TASK TO CARRY OUT
Go through the entries below and copy each line containing the word "IronMan".

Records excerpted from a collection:
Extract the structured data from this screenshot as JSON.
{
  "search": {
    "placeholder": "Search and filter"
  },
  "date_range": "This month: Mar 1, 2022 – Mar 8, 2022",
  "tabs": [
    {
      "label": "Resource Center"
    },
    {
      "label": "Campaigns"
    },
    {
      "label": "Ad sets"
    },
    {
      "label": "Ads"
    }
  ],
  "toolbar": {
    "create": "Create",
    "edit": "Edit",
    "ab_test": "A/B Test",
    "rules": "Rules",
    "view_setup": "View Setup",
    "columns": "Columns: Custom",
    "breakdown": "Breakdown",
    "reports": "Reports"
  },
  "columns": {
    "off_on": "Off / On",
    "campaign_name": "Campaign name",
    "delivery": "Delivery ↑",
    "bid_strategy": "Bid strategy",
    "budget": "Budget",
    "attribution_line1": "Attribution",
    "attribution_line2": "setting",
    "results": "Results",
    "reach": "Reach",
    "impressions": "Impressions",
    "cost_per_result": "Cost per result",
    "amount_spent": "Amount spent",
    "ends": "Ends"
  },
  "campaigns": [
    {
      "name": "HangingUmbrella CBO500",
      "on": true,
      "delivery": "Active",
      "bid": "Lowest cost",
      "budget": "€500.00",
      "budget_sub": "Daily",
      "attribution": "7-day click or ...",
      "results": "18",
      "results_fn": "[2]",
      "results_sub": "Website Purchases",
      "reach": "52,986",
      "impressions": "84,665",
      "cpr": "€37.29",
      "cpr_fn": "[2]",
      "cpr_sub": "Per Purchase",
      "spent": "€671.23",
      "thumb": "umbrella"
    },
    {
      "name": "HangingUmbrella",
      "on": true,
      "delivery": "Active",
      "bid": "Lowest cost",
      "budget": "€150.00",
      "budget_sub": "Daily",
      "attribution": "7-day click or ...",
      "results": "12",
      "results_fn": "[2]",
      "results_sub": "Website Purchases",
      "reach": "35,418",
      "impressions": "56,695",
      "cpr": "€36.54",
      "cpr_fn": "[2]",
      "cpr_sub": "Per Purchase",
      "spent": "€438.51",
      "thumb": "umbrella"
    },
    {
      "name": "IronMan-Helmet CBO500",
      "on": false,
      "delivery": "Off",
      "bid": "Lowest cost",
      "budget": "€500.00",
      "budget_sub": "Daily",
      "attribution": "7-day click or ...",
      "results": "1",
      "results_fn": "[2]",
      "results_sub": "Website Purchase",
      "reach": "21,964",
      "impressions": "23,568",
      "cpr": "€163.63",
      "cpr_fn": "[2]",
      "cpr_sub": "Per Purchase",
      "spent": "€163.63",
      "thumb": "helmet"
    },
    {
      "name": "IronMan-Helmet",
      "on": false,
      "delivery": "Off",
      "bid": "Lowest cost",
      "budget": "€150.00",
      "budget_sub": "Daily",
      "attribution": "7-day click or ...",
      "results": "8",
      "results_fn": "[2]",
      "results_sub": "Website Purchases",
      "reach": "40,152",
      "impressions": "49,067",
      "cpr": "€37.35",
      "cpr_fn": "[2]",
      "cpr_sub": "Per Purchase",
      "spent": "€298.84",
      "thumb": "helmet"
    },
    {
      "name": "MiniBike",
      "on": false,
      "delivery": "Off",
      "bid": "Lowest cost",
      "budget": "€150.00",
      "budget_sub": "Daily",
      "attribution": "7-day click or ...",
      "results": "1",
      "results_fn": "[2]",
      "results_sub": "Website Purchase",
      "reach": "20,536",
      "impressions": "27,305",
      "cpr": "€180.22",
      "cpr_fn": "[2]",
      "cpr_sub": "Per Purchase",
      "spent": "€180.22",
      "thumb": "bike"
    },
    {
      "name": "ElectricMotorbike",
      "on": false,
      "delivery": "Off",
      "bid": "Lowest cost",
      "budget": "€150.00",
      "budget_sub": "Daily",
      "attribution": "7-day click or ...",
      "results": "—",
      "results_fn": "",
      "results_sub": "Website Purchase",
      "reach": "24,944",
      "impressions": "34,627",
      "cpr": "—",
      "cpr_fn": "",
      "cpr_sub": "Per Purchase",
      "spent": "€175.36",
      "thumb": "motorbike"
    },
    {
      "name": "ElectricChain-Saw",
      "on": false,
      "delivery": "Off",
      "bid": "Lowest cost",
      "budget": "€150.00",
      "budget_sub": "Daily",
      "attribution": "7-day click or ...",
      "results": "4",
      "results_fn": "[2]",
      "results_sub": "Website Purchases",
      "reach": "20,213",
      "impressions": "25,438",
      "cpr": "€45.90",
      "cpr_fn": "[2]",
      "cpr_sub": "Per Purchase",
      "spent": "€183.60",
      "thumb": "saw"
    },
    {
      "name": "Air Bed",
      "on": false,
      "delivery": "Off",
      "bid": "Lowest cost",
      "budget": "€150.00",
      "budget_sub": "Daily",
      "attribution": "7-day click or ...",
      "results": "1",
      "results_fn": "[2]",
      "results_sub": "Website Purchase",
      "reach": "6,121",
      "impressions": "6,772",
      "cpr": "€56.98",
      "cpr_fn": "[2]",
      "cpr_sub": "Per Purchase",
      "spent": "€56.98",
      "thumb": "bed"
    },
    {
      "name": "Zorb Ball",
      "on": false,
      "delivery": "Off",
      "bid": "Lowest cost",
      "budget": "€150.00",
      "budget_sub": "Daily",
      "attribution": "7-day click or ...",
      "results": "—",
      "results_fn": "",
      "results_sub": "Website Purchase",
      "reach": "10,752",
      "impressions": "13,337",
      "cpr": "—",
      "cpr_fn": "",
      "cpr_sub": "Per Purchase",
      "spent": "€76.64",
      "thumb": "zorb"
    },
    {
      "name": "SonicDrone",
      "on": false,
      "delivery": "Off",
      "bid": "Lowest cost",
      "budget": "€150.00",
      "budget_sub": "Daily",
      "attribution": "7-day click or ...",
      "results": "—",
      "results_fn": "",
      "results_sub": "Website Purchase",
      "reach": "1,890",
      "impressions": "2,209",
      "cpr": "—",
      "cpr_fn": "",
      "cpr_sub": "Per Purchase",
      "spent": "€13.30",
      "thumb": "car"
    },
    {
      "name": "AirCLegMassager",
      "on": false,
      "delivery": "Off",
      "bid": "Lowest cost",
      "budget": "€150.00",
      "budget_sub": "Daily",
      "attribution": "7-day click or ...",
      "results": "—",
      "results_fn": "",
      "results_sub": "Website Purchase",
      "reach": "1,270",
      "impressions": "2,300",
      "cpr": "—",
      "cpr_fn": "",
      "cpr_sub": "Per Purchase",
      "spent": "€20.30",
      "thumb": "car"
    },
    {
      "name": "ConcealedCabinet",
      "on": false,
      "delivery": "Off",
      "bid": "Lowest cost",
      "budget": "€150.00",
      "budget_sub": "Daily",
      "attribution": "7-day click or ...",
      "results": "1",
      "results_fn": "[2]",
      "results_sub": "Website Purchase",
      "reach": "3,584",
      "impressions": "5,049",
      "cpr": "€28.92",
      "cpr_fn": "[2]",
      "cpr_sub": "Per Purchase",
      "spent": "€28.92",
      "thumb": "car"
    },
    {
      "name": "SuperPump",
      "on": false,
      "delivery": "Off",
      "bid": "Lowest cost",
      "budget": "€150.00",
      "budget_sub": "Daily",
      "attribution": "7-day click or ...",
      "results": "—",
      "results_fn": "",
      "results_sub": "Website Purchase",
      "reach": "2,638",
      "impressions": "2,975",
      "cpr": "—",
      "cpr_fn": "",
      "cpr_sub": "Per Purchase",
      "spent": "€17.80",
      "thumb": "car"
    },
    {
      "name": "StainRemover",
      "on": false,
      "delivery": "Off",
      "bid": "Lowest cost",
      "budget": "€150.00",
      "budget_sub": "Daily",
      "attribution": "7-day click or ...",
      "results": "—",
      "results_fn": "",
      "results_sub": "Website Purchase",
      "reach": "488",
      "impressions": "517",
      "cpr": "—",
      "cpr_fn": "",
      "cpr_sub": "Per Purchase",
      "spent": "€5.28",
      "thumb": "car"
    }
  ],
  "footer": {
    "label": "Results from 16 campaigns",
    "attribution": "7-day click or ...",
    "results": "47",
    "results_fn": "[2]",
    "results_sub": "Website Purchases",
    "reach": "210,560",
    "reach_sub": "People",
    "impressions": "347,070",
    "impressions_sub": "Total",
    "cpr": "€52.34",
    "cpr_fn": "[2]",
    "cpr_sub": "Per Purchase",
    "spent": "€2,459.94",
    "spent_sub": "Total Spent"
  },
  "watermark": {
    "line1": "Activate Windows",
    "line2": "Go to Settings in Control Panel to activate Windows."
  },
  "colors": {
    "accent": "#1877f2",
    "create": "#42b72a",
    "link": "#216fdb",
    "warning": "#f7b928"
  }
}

EXERCISE ANSWER
      "name": "IronMan-Helmet CBO500",
      "name": "IronMan-Helmet",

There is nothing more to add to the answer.